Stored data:

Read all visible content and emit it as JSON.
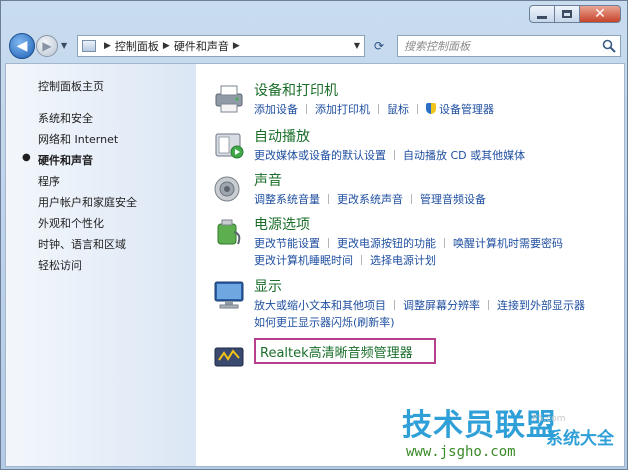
{
  "window": {
    "close_glyph": "✕"
  },
  "nav": {
    "breadcrumbs": [
      "控制面板",
      "硬件和声音"
    ],
    "search_placeholder": "搜索控制面板"
  },
  "sidebar": {
    "home": "控制面板主页",
    "items": [
      {
        "label": "系统和安全",
        "active": false
      },
      {
        "label": "网络和 Internet",
        "active": false
      },
      {
        "label": "硬件和声音",
        "active": true
      },
      {
        "label": "程序",
        "active": false
      },
      {
        "label": "用户帐户和家庭安全",
        "active": false
      },
      {
        "label": "外观和个性化",
        "active": false
      },
      {
        "label": "时钟、语言和区域",
        "active": false
      },
      {
        "label": "轻松访问",
        "active": false
      }
    ]
  },
  "categories": [
    {
      "title": "设备和打印机",
      "icon": "printer-icon",
      "links": [
        [
          "添加设备",
          "添加打印机",
          "鼠标",
          "设备管理器"
        ]
      ]
    },
    {
      "title": "自动播放",
      "icon": "autoplay-icon",
      "links": [
        [
          "更改媒体或设备的默认设置",
          "自动播放 CD 或其他媒体"
        ]
      ]
    },
    {
      "title": "声音",
      "icon": "speaker-icon",
      "links": [
        [
          "调整系统音量",
          "更改系统声音",
          "管理音频设备"
        ]
      ]
    },
    {
      "title": "电源选项",
      "icon": "power-icon",
      "links": [
        [
          "更改节能设置",
          "更改电源按钮的功能",
          "唤醒计算机时需要密码"
        ],
        [
          "更改计算机睡眠时间",
          "选择电源计划"
        ]
      ]
    },
    {
      "title": "显示",
      "icon": "display-icon",
      "links": [
        [
          "放大或缩小文本和其他项目",
          "调整屏幕分辨率",
          "连接到外部显示器"
        ],
        [
          "如何更正显示器闪烁(刷新率)"
        ]
      ]
    }
  ],
  "realtek": {
    "label": "Realtek高清晰音频管理器"
  },
  "watermark": {
    "big": "技术员联盟",
    "small": "系统大全",
    "url": "www.jsgho.com",
    "ghost": "85.com"
  }
}
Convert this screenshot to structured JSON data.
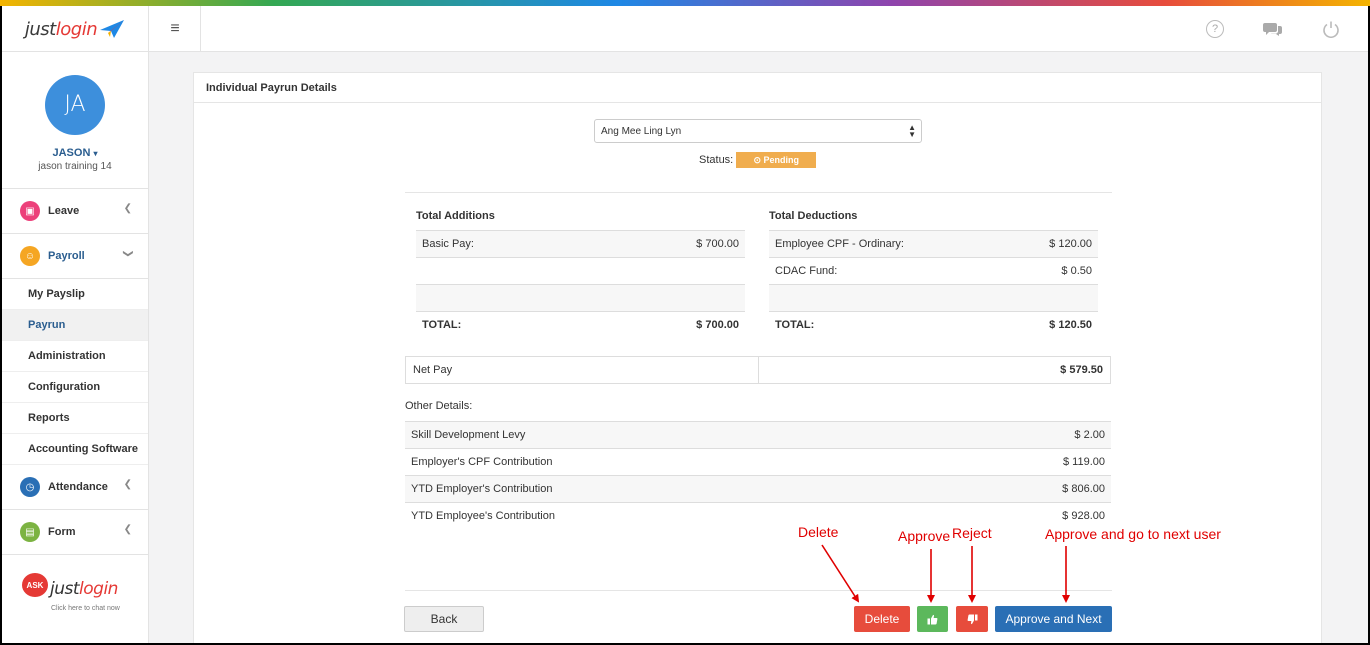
{
  "app": {
    "logo_text_a": "just",
    "logo_text_b": "login"
  },
  "topbar": {
    "menu_icon": "hamburger-icon",
    "help_glyph": "?",
    "chat_icon": "chat-icon",
    "power_icon": "power-icon"
  },
  "profile": {
    "initials": "JA",
    "name": "JASON",
    "subtitle": "jason training 14"
  },
  "sidebar": {
    "leave": "Leave",
    "payroll": "Payroll",
    "sub_items": [
      "My Payslip",
      "Payrun",
      "Administration",
      "Configuration",
      "Reports",
      "Accounting Software"
    ],
    "attendance": "Attendance",
    "form": "Form",
    "ask_badge": "ASK",
    "ask_brand_a": "just",
    "ask_brand_b": "login",
    "ask_sub": "Click here to chat now"
  },
  "panel": {
    "title": "Individual Payrun Details",
    "employee": "Ang Mee Ling Lyn",
    "status_label": "Status:",
    "status_value": "⊙ Pending"
  },
  "additions": {
    "title": "Total Additions",
    "rows": [
      {
        "label": "Basic Pay:",
        "value": "$ 700.00"
      }
    ],
    "total_label": "TOTAL:",
    "total_value": "$ 700.00"
  },
  "deductions": {
    "title": "Total Deductions",
    "rows": [
      {
        "label": "Employee CPF - Ordinary:",
        "value": "$ 120.00"
      },
      {
        "label": "CDAC Fund:",
        "value": "$ 0.50"
      }
    ],
    "total_label": "TOTAL:",
    "total_value": "$ 120.50"
  },
  "netpay": {
    "label": "Net Pay",
    "value": "$ 579.50"
  },
  "other": {
    "label": "Other Details:",
    "rows": [
      {
        "label": "Skill Development Levy",
        "value": "$ 2.00"
      },
      {
        "label": "Employer's CPF Contribution",
        "value": "$ 119.00"
      },
      {
        "label": "YTD Employer's Contribution",
        "value": "$ 806.00"
      },
      {
        "label": "YTD Employee's Contribution",
        "value": "$ 928.00"
      }
    ]
  },
  "buttons": {
    "back": "Back",
    "delete": "Delete",
    "approve_icon": "thumbs-up-icon",
    "reject_icon": "thumbs-down-icon",
    "next": "Approve and Next"
  },
  "annotations": {
    "delete": "Delete",
    "approve": "Approve",
    "reject": "Reject",
    "next": "Approve and go to next user"
  },
  "colors": {
    "accent": "#2a6fb5",
    "danger": "#e74c3c",
    "success": "#5cb85c",
    "warning": "#f0ad4e",
    "annotation": "#e00000"
  }
}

**Requirement**
Set down the lines of the records above exactly, apart from the pictures.

**Exercise output**
Read all visible content and emit it as JSON.
{
  "window": {
    "close_glyph": "✕"
  },
  "nav": {
    "breadcrumbs": [
      "控制面板",
      "硬件和声音"
    ],
    "search_placeholder": "搜索控制面板"
  },
  "sidebar": {
    "home": "控制面板主页",
    "items": [
      {
        "label": "系统和安全",
        "active": false
      },
      {
        "label": "网络和 Internet",
        "active": false
      },
      {
        "label": "硬件和声音",
        "active": true
      },
      {
        "label": "程序",
        "active": false
      },
      {
        "label": "用户帐户和家庭安全",
        "active": false
      },
      {
        "label": "外观和个性化",
        "active": false
      },
      {
        "label": "时钟、语言和区域",
        "active": false
      },
      {
        "label": "轻松访问",
        "active": false
      }
    ]
  },
  "categories": [
    {
      "title": "设备和打印机",
      "icon": "printer-icon",
      "links": [
        [
          "添加设备",
          "添加打印机",
          "鼠标",
          "设备管理器"
        ]
      ]
    },
    {
      "title": "自动播放",
      "icon": "autoplay-icon",
      "links": [
        [
          "更改媒体或设备的默认设置",
          "自动播放 CD 或其他媒体"
        ]
      ]
    },
    {
      "title": "声音",
      "icon": "speaker-icon",
      "links": [
        [
          "调整系统音量",
          "更改系统声音",
          "管理音频设备"
        ]
      ]
    },
    {
      "title": "电源选项",
      "icon": "power-icon",
      "links": [
        [
          "更改节能设置",
          "更改电源按钮的功能",
          "唤醒计算机时需要密码"
        ],
        [
          "更改计算机睡眠时间",
          "选择电源计划"
        ]
      ]
    },
    {
      "title": "显示",
      "icon": "display-icon",
      "links": [
        [
          "放大或缩小文本和其他项目",
          "调整屏幕分辨率",
          "连接到外部显示器"
        ],
        [
          "如何更正显示器闪烁(刷新率)"
        ]
      ]
    }
  ],
  "realtek": {
    "label": "Realtek高清晰音频管理器"
  },
  "watermark": {
    "big": "技术员联盟",
    "small": "系统大全",
    "url": "www.jsgho.com",
    "ghost": "85.com"
  }
}
Convert this screenshot to structured JSON data.
{
  "app": {
    "logo_text_a": "just",
    "logo_text_b": "login"
  },
  "topbar": {
    "menu_icon": "hamburger-icon",
    "help_glyph": "?",
    "chat_icon": "chat-icon",
    "power_icon": "power-icon"
  },
  "profile": {
    "initials": "JA",
    "name": "JASON",
    "subtitle": "jason training 14"
  },
  "sidebar": {
    "leave": "Leave",
    "payroll": "Payroll",
    "sub_items": [
      "My Payslip",
      "Payrun",
      "Administration",
      "Configuration",
      "Reports",
      "Accounting Software"
    ],
    "attendance": "Attendance",
    "form": "Form",
    "ask_badge": "ASK",
    "ask_brand_a": "just",
    "ask_brand_b": "login",
    "ask_sub": "Click here to chat now"
  },
  "panel": {
    "title": "Individual Payrun Details",
    "employee": "Ang Mee Ling Lyn",
    "status_label": "Status:",
    "status_value": "⊙ Pending"
  },
  "additions": {
    "title": "Total Additions",
    "rows": [
      {
        "label": "Basic Pay:",
        "value": "$ 700.00"
      }
    ],
    "total_label": "TOTAL:",
    "total_value": "$ 700.00"
  },
  "deductions": {
    "title": "Total Deductions",
    "rows": [
      {
        "label": "Employee CPF - Ordinary:",
        "value": "$ 120.00"
      },
      {
        "label": "CDAC Fund:",
        "value": "$ 0.50"
      }
    ],
    "total_label": "TOTAL:",
    "total_value": "$ 120.50"
  },
  "netpay": {
    "label": "Net Pay",
    "value": "$ 579.50"
  },
  "other": {
    "label": "Other Details:",
    "rows": [
      {
        "label": "Skill Development Levy",
        "value": "$ 2.00"
      },
      {
        "label": "Employer's CPF Contribution",
        "value": "$ 119.00"
      },
      {
        "label": "YTD Employer's Contribution",
        "value": "$ 806.00"
      },
      {
        "label": "YTD Employee's Contribution",
        "value": "$ 928.00"
      }
    ]
  },
  "buttons": {
    "back": "Back",
    "delete": "Delete",
    "approve_icon": "thumbs-up-icon",
    "reject_icon": "thumbs-down-icon",
    "next": "Approve and Next"
  },
  "annotations": {
    "delete": "Delete",
    "approve": "Approve",
    "reject": "Reject",
    "next": "Approve and go to next user"
  },
  "colors": {
    "accent": "#2a6fb5",
    "danger": "#e74c3c",
    "success": "#5cb85c",
    "warning": "#f0ad4e",
    "annotation": "#e00000"
  }
}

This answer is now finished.